* Extracted records *
-*-

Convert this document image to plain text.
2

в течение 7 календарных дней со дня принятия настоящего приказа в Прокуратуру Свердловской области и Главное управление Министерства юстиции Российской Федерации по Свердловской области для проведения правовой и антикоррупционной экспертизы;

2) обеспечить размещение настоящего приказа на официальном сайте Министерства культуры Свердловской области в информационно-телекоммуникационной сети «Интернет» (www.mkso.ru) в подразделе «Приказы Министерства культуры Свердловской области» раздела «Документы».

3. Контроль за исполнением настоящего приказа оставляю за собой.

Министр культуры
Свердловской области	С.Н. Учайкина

-*-

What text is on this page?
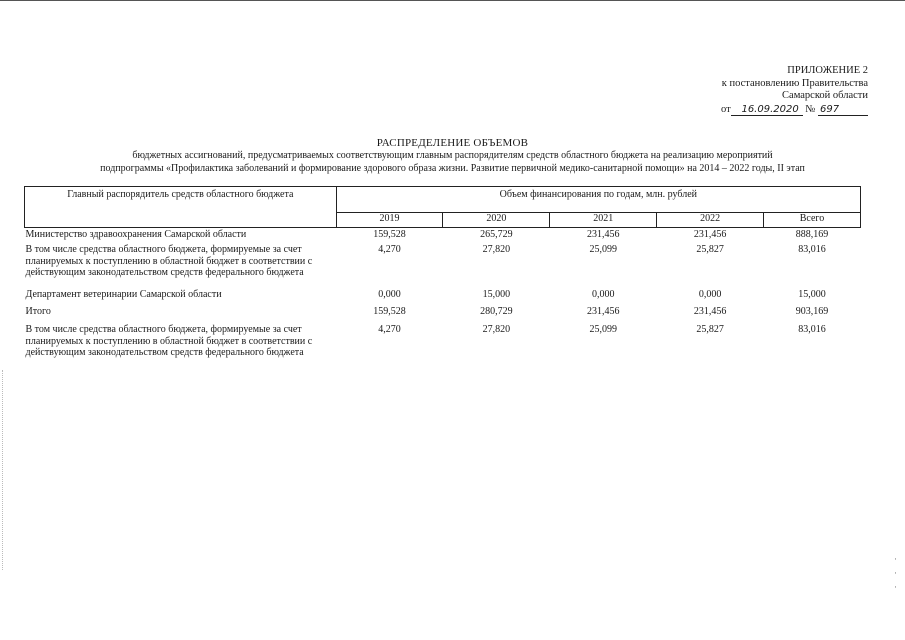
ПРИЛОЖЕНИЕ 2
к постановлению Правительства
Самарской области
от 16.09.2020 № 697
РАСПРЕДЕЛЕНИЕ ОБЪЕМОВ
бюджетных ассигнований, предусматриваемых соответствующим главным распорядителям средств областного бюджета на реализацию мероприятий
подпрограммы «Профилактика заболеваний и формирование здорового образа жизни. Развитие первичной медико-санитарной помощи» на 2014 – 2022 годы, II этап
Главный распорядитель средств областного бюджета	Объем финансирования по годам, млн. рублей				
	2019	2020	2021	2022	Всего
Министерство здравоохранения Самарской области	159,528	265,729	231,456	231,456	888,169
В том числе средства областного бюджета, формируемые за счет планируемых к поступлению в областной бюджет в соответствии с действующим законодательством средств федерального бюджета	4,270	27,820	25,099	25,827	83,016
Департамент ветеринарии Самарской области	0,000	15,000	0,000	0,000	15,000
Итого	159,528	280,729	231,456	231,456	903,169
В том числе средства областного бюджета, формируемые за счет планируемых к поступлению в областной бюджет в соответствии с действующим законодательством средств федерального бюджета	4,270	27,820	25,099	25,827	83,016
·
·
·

-*-

* AIM *
Pick out the lines that include the word "Самарской" and write them out.

* SOLUTION TO THIS PROBLEM *
Самарской области
Министерство здравоохранения Самарской области	159,528	265,729	231,456	231,456	888,169
Департамент ветеринарии Самарской области	0,000	15,000	0,000	0,000	15,000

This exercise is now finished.